Consigne 1:
D'après l'article sur Gama Space, à combien s'élève la première levée de fonds annoncée par la startup ?

Après 18 mois sous les radars, la startup française a choisi Presse-citron pour annoncer une levée de fonds et une première mission pour octobre. Entretien avec son cofondateur.

De l’ombre à la lumière. À Paris, la startup Gama Space vient de sortir d’une période de 18 mois sous le radar. Ce mardi 22 mars, elle lève le voile sur son nom, mais également sur la conception d’une nouvelle technologie très prometteuse du deep space. Avec sa dizaine d’ingénieurs, elle annonce une première levée de fonds de 2 millions d’euros. Objectif : préparer sa première mission planifiée pour octobre.

Ses investisseurs, Bpifrance et le CNES (Centre national d’études spatiales), ont été conquis par sa conception de voile solaire et ses avancées dans la propulsion photonique. Une technologie idéale sur le papier pour coller à l’exploration spatiale sans carburant ni électricité. La France, selon Gama Space, est un eldorado pour se lancer.

(Enregistrements d'annotation de régions)
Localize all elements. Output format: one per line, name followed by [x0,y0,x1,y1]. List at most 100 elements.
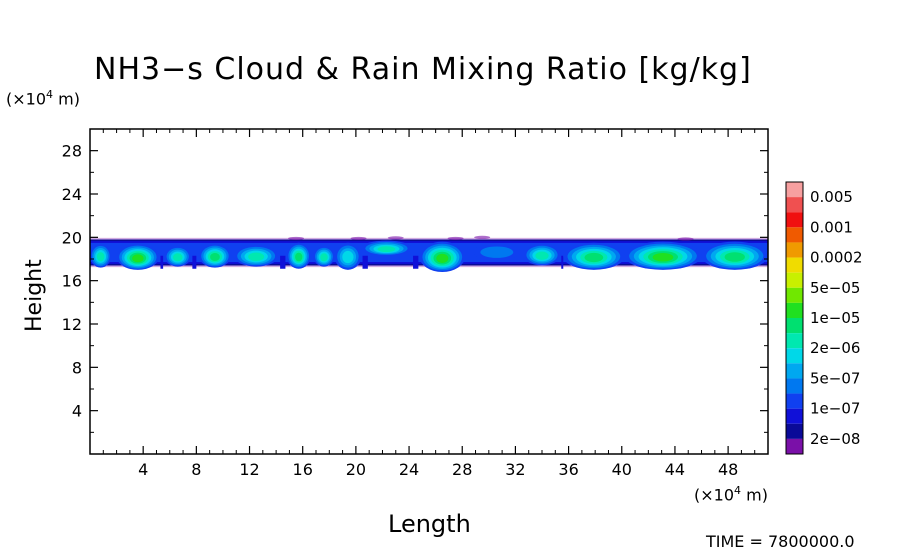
x-axis: 4 8 12 16 20 24 28 32 36 40 44 48 [102,129,756,479]
colorbar-swatch [786,182,803,198]
plot-frame [89,128,769,455]
x-tick-label: 16 [293,460,313,479]
contour-level [584,252,604,263]
colorbar-label: 1e−07 [810,400,860,418]
y-axis-label: Height [22,259,47,332]
band-gap [362,255,368,269]
x-tick-label: 36 [558,460,578,479]
y-tick-label: 20 [62,228,82,247]
colorbar-swatch [786,393,803,409]
x-tick-label: 48 [718,460,738,479]
colorbar-swatch [786,318,803,334]
y-axis: 4 8 12 16 20 24 28 [62,142,768,433]
cloud-cell [523,243,561,266]
band-gap [413,255,419,269]
colorbar-swatch [786,423,803,439]
colorbar-label: 0.0002 [810,249,863,267]
cloud-cell [164,245,192,267]
contour-level [96,252,105,262]
colorbar-swatch [786,363,803,379]
cloud-wisp [474,235,491,239]
x-tick-label: 8 [191,460,201,479]
contour-level [173,253,183,262]
cloud-wisp [447,236,464,241]
cloud-cell [624,241,702,270]
contour-level [724,252,745,262]
x-tick-label: 4 [138,460,148,479]
contour-level [480,246,514,258]
colorbar-label: 2e−06 [810,339,860,357]
colorbar-swatch [786,438,803,454]
cloud-cell [563,242,625,270]
cloud-cell [361,240,412,256]
x-tick-label: 28 [452,460,472,479]
contour-level [377,246,396,253]
cloud-wisp [288,236,305,241]
cloud-cell [701,241,768,270]
cloud-cell [286,242,311,269]
colorbar-label: 2e−08 [810,430,860,448]
x-tick-label: 44 [665,460,685,479]
colorbar-swatch [786,257,803,273]
colorbar-swatch [786,408,803,424]
colorbar-swatch [786,272,803,288]
cloud-wisp [350,236,367,241]
y-tick-label: 12 [62,315,82,334]
y-axis-unit: (×104 m) [6,88,80,109]
colorbar-swatch [786,197,803,213]
y-tick-label: 4 [72,402,82,421]
contour-level [535,251,549,260]
colorbar-swatch [786,227,803,243]
x-tick-label: 24 [399,460,419,479]
time-label: TIME = 7800000.0 [706,532,855,551]
cloud-cell [199,243,231,268]
y-tick-label: 24 [62,185,82,204]
y-tick-label: 16 [62,272,82,291]
colorbar-swatch [786,378,803,394]
contour-level [132,254,144,263]
colorbar-label: 1e−05 [810,309,860,327]
cloud-cell [472,243,521,261]
colorbar-swatch [786,287,803,303]
colorbar-label: 0.005 [810,188,853,206]
colorbar-swatch [786,348,803,364]
contour-level [210,252,220,262]
colorbar-frame [785,181,804,455]
colorbar-swatch [786,212,803,228]
y-tick-label: 28 [62,142,82,161]
contour-level [295,252,303,262]
colorbar-label: 0.001 [810,218,853,236]
x-axis-label: Length [388,510,471,538]
cloud-cell [419,241,465,272]
colorbar-swatch [786,242,803,258]
colorbar-label: 5e−05 [810,279,860,297]
contour-level [248,252,265,261]
cloud-cell [233,244,279,267]
plot-area [89,128,769,455]
contour-level [342,250,354,264]
chart-title: NH3−s Cloud & Rain Mixing Ratio [kg/kg] [94,52,752,87]
x-tick-label: 32 [505,460,525,479]
x-axis-unit: (×104 m) [694,484,768,505]
band-gap [561,255,564,269]
cloud-contours [90,235,768,272]
y-tick-label: 8 [72,358,82,377]
cloud-wisp [387,236,404,240]
band-gap [280,255,286,269]
band-gap [192,255,197,269]
contour-level [320,253,328,262]
colorbar-label: 5e−07 [810,369,860,387]
x-tick-label: 12 [239,460,259,479]
cloud-wisp [677,237,694,241]
colorbar-legend: 0.005 0.001 0.0002 5e−05 1e−05 2e−06 5e−07 1e−0… [785,181,863,455]
contour-level [652,252,674,262]
contour-level [436,253,449,263]
cloud-cell [313,245,335,267]
colorbar-swatch [786,333,803,349]
x-tick-label: 20 [346,460,366,479]
cloud-cell [116,243,160,270]
band-gap [160,255,164,269]
x-tick-label: 40 [612,460,632,479]
cloud-cell [334,242,362,270]
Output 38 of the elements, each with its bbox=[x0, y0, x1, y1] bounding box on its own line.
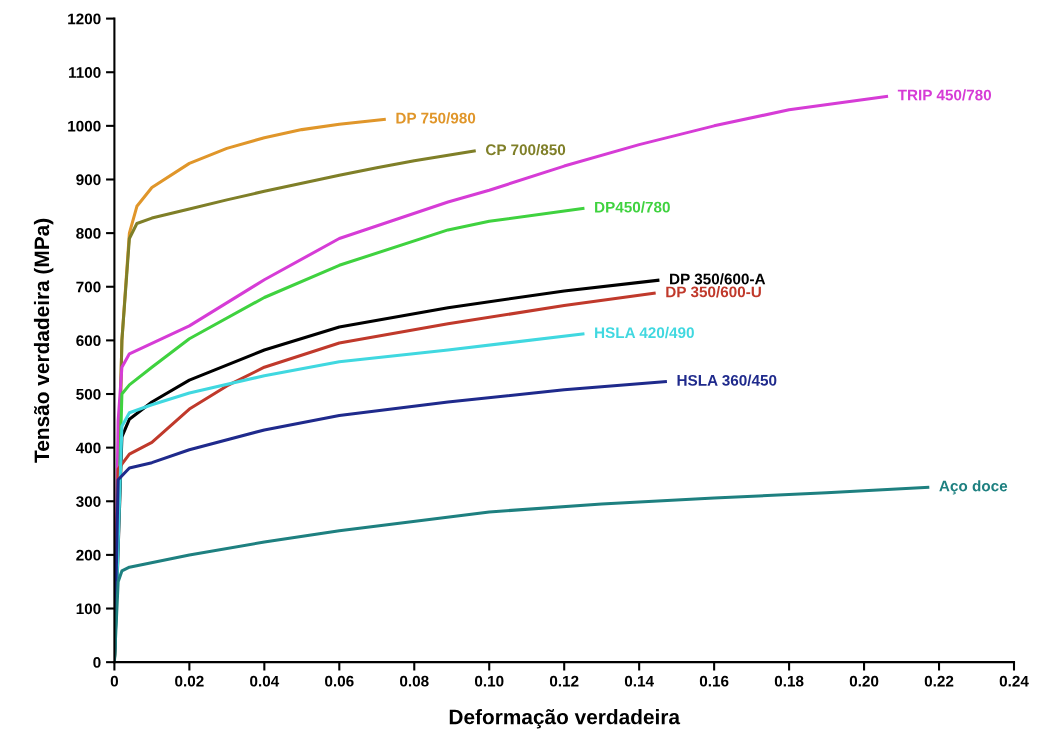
y-tick-label: 1100 bbox=[69, 67, 101, 78]
series-label: DP 750/980 bbox=[396, 112, 476, 124]
x-axis-title: Deformação verdadeira bbox=[449, 709, 681, 729]
line-series bbox=[114, 485, 930, 663]
x-tick-label: 0.22 bbox=[924, 675, 954, 687]
y-tick-label: 600 bbox=[76, 335, 101, 347]
y-tick-label: 300 bbox=[76, 496, 101, 507]
x-tick-label: 0.16 bbox=[699, 675, 729, 687]
series-label: DP450/780 bbox=[595, 201, 670, 213]
series-label: Aço doce bbox=[939, 480, 1008, 495]
x-tick-label: 0.20 bbox=[849, 675, 879, 687]
series-label: DP 350/600-A bbox=[670, 273, 766, 285]
y-tick-label: 400 bbox=[75, 442, 101, 454]
y-tick-label: 500 bbox=[76, 388, 101, 400]
series-label: DP 350/600-U bbox=[666, 286, 761, 298]
series-label: CP 700/850 bbox=[485, 143, 566, 156]
y-tick-label: 900 bbox=[76, 174, 101, 186]
y-tick-label: 1000 bbox=[68, 120, 101, 132]
y-tick-label: 800 bbox=[76, 227, 101, 239]
x-tick-label: 0.24 bbox=[999, 675, 1029, 687]
y-tick-label: 200 bbox=[76, 549, 101, 561]
x-tick-label: 0 bbox=[110, 675, 119, 687]
y-tick-label: 1200 bbox=[68, 13, 101, 25]
x-tick-label: 0.12 bbox=[549, 675, 579, 687]
y-tick-label: 0 bbox=[93, 657, 101, 668]
x-tick-label: 0.18 bbox=[774, 675, 804, 687]
y-tick-label: 100 bbox=[76, 603, 101, 615]
x-tick-label: 0.08 bbox=[400, 675, 429, 687]
y-tick-label: 700 bbox=[76, 281, 101, 293]
x-tick-label: 0.06 bbox=[325, 675, 354, 687]
series-label: HSLA 420/490 bbox=[595, 326, 694, 339]
x-tick-label: 0.02 bbox=[175, 675, 204, 687]
y-axis-title: Tensão verdadeira (MPa) bbox=[33, 218, 54, 463]
x-tick-label: 0.10 bbox=[474, 675, 504, 687]
series-label: HSLA 360/450 bbox=[677, 374, 777, 386]
x-tick-label: 0.14 bbox=[624, 675, 654, 687]
x-tick-label: 0.04 bbox=[250, 675, 280, 687]
series-label: TRIP 450/780 bbox=[897, 89, 992, 101]
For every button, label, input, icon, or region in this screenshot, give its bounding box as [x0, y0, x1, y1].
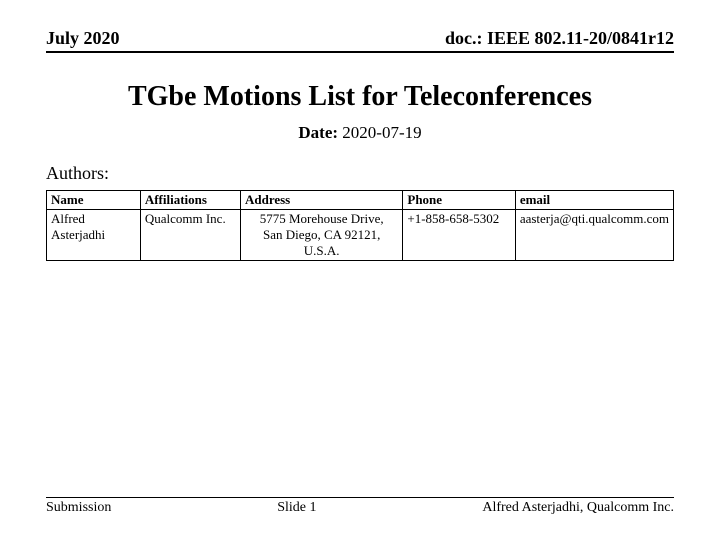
date-line: Date: 2020-07-19	[46, 123, 674, 143]
footer-row: Submission Slide 1 Alfred Asterjadhi, Qu…	[46, 497, 674, 516]
date-value: 2020-07-19	[342, 123, 421, 142]
authors-label: Authors:	[46, 163, 674, 184]
col-header-name: Name	[47, 191, 141, 210]
col-header-phone: Phone	[403, 191, 515, 210]
date-label: Date:	[298, 123, 338, 142]
cell-affiliations: Qualcomm Inc.	[140, 210, 240, 261]
table-header-row: Name Affiliations Address Phone email	[47, 191, 674, 210]
table-row: Alfred Asterjadhi Qualcomm Inc. 5775 Mor…	[47, 210, 674, 261]
footer-center: Slide 1	[277, 500, 316, 516]
slide: July 2020 doc.: IEEE 802.11-20/0841r12 T…	[0, 0, 720, 540]
cell-name: Alfred Asterjadhi	[47, 210, 141, 261]
col-header-email: email	[515, 191, 673, 210]
col-header-address: Address	[240, 191, 402, 210]
header-doc-id: doc.: IEEE 802.11-20/0841r12	[445, 28, 674, 49]
footer-left: Submission	[46, 500, 111, 516]
cell-phone: +1-858-658-5302	[403, 210, 515, 261]
page-title: TGbe Motions List for Teleconferences	[46, 81, 674, 113]
header-row: July 2020 doc.: IEEE 802.11-20/0841r12	[46, 28, 674, 53]
col-header-affiliations: Affiliations	[140, 191, 240, 210]
cell-address: 5775 Morehouse Drive,San Diego, CA 92121…	[240, 210, 402, 261]
footer-right: Alfred Asterjadhi, Qualcomm Inc.	[482, 500, 674, 516]
cell-email: aasterja@qti.qualcomm.com	[515, 210, 673, 261]
authors-table: Name Affiliations Address Phone email Al…	[46, 190, 674, 261]
header-date: July 2020	[46, 28, 120, 49]
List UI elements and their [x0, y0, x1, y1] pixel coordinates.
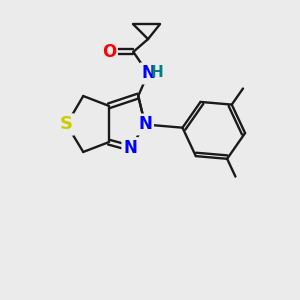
- Text: H: H: [151, 65, 163, 80]
- Text: O: O: [102, 43, 116, 61]
- Text: N: N: [141, 64, 155, 82]
- Text: N: N: [123, 139, 137, 157]
- Text: N: N: [138, 116, 152, 134]
- Text: S: S: [60, 116, 73, 134]
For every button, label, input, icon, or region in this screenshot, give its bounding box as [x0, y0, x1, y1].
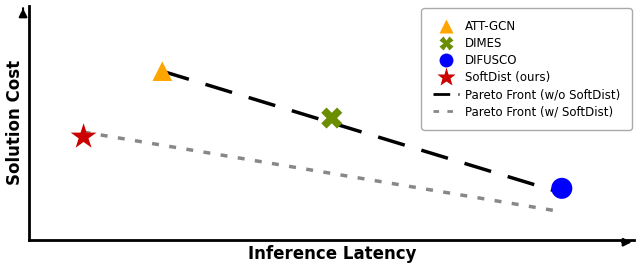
- X-axis label: Inference Latency: Inference Latency: [248, 245, 416, 263]
- Point: [557, 186, 567, 190]
- Point: [157, 69, 168, 73]
- Point: [326, 116, 337, 120]
- Point: [79, 134, 89, 139]
- Legend: ATT-GCN, DIMES, DIFUSCO, SoftDist (ours), Pareto Front (w/o SoftDist), Pareto Fr: ATT-GCN, DIMES, DIFUSCO, SoftDist (ours)…: [425, 12, 628, 127]
- Y-axis label: Solution Cost: Solution Cost: [6, 60, 24, 185]
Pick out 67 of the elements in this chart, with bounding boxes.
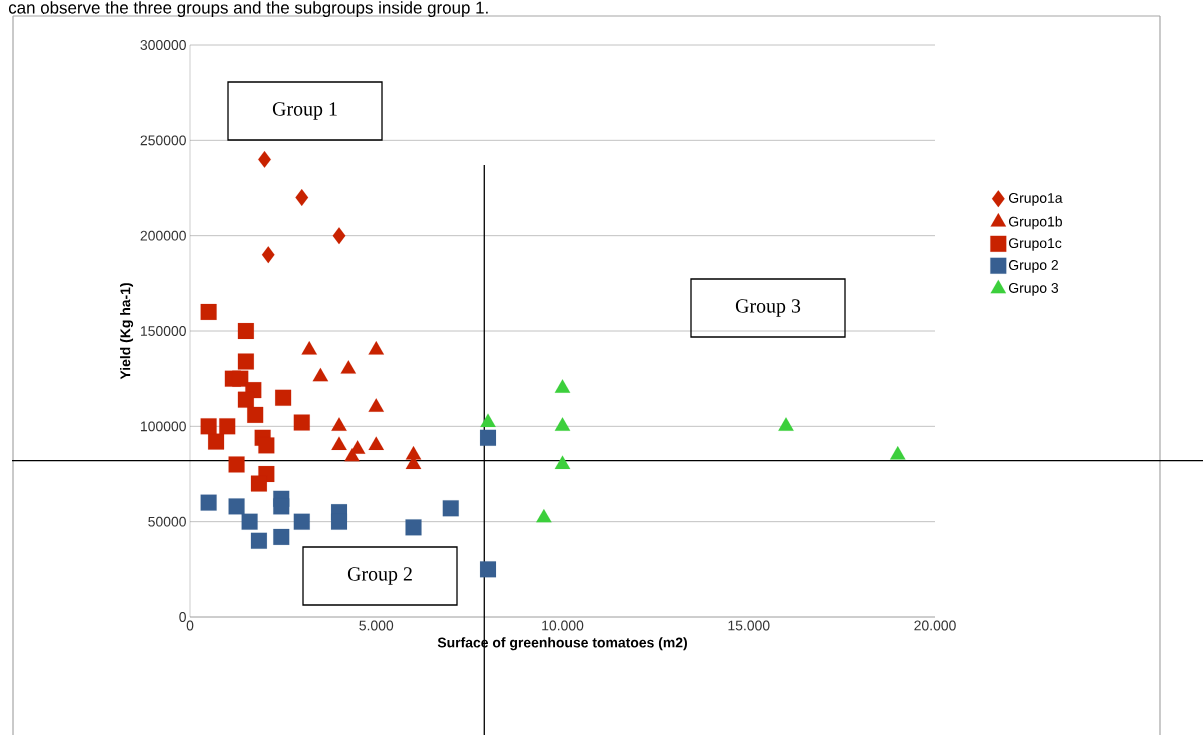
point: [554, 379, 571, 393]
y-tick-label: 100000: [141, 421, 186, 432]
y-axis-title: Yield (Kg ha-1): [120, 283, 134, 380]
annotation: Group 3: [735, 299, 801, 317]
y-tick-label: 150000: [141, 326, 186, 336]
point: [293, 414, 310, 431]
point: [258, 150, 271, 168]
point: [261, 246, 275, 264]
annotation: Group 2: [347, 567, 412, 585]
x-tick-label: 0: [186, 620, 194, 631]
point: [258, 437, 275, 454]
point: [295, 189, 309, 207]
point: [340, 360, 357, 374]
point: [536, 508, 552, 523]
annotation: Group 1: [272, 102, 337, 120]
y-tick-label: 0: [179, 612, 186, 622]
point: [332, 227, 346, 245]
point: [301, 341, 318, 355]
y-tick-label: 200000: [140, 230, 186, 241]
point: [405, 519, 422, 536]
point: [442, 500, 459, 517]
legend-label: Grupo1a: [1008, 193, 1063, 206]
point: [293, 513, 310, 530]
x-tick-label: 5.000: [359, 620, 394, 631]
x-tick-label: 10.000: [542, 620, 584, 631]
point: [480, 413, 496, 428]
point: [368, 341, 385, 355]
y-tick-label: 250000: [140, 135, 186, 146]
x-tick-label: 15.000: [728, 620, 770, 631]
point: [479, 561, 497, 578]
point: [330, 513, 348, 530]
legend-label: Grupo1b: [1008, 216, 1062, 230]
point: [200, 303, 217, 320]
legend-label: Grupo 3: [1008, 283, 1059, 296]
point: [237, 322, 254, 340]
point: [228, 498, 245, 515]
point: [250, 475, 267, 492]
point: [250, 532, 267, 549]
legend-label: Grupo1c: [1008, 238, 1062, 251]
point: [228, 456, 245, 473]
point: [232, 370, 249, 387]
point: [247, 406, 264, 423]
x-tick-label: 20.000: [914, 620, 956, 631]
point: [368, 436, 385, 450]
point: [554, 455, 571, 470]
legend-label: Grupo 2: [1008, 260, 1058, 273]
point: [368, 398, 385, 412]
text: can observe the three groups and the subgroups inside group 1.: [8, 1, 488, 17]
point: [312, 367, 329, 382]
point: [273, 498, 290, 515]
point: [237, 353, 254, 370]
point: [889, 445, 906, 460]
point: [241, 513, 258, 530]
y-tick-label: 50000: [148, 516, 186, 527]
point: [778, 417, 794, 431]
y-tick-label: 300000: [140, 40, 186, 50]
point: [331, 436, 347, 450]
point: [479, 429, 497, 446]
point: [275, 389, 292, 406]
point: [200, 418, 217, 435]
point: [219, 418, 236, 435]
point: [554, 417, 571, 431]
point: [331, 417, 347, 431]
point: [237, 391, 254, 408]
point: [200, 494, 217, 511]
point: [273, 528, 290, 545]
point: [208, 433, 225, 450]
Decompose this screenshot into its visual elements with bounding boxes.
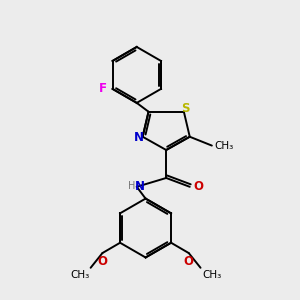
Text: O: O [193,180,203,193]
Text: H: H [128,181,135,191]
Text: CH₃: CH₃ [70,270,89,280]
Text: O: O [98,254,107,268]
Text: CH₃: CH₃ [202,270,221,280]
Text: N: N [134,131,144,144]
Text: F: F [99,82,107,95]
Text: S: S [181,102,190,115]
Text: O: O [184,254,194,268]
Text: CH₃: CH₃ [214,141,233,151]
Text: N: N [135,180,145,193]
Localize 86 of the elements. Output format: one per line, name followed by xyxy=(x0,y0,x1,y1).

Consigne 2:
Modifie les lignes du listing en commençant par celle qui contient « 123, 674, 143] » et en allant jusqu'à celle qui contient « 210, 515, 261] », toutes deux comprises : remplace « Submission » par « Contribution » sans rien toucher d'autre. Ne redonne que ces lignes.

Résultat 1:
2 millions d'euros.

Résultat 2:
date-line: Date: 2020-07-19	[46, 123, 674, 143]
footer-row: Contribution Slide 1 Alfred Asterjadhi, Qu…	[46, 497, 674, 516]
date-value: 2020-07-19	[342, 123, 421, 142]
authors-label: Authors:	[46, 163, 674, 184]
col-header-name: Name	[47, 191, 141, 210]
col-header-phone: Phone	[403, 191, 515, 210]
date-label: Date:	[298, 123, 338, 142]
cell-affiliations: Qualcomm Inc.	[140, 210, 240, 261]
table-header-row: Name Affiliations Address Phone email	[47, 191, 674, 210]
table-row: Alfred Asterjadhi Qualcomm Inc. 5775 Mor…	[47, 210, 674, 261]
footer-center: Slide 1	[277, 500, 316, 516]
slide: July 2020 doc.: IEEE 802.11-20/0841r12 T…	[0, 0, 720, 540]
cell-name: Alfred Asterjadhi	[47, 210, 141, 261]
col-header-email: email	[515, 191, 673, 210]
col-header-address: Address	[240, 191, 402, 210]
header-doc-id: doc.: IEEE 802.11-20/0841r12	[445, 28, 674, 49]
footer-left: Contribution	[46, 500, 111, 516]
cell-phone: +1-858-658-5302	[403, 210, 515, 261]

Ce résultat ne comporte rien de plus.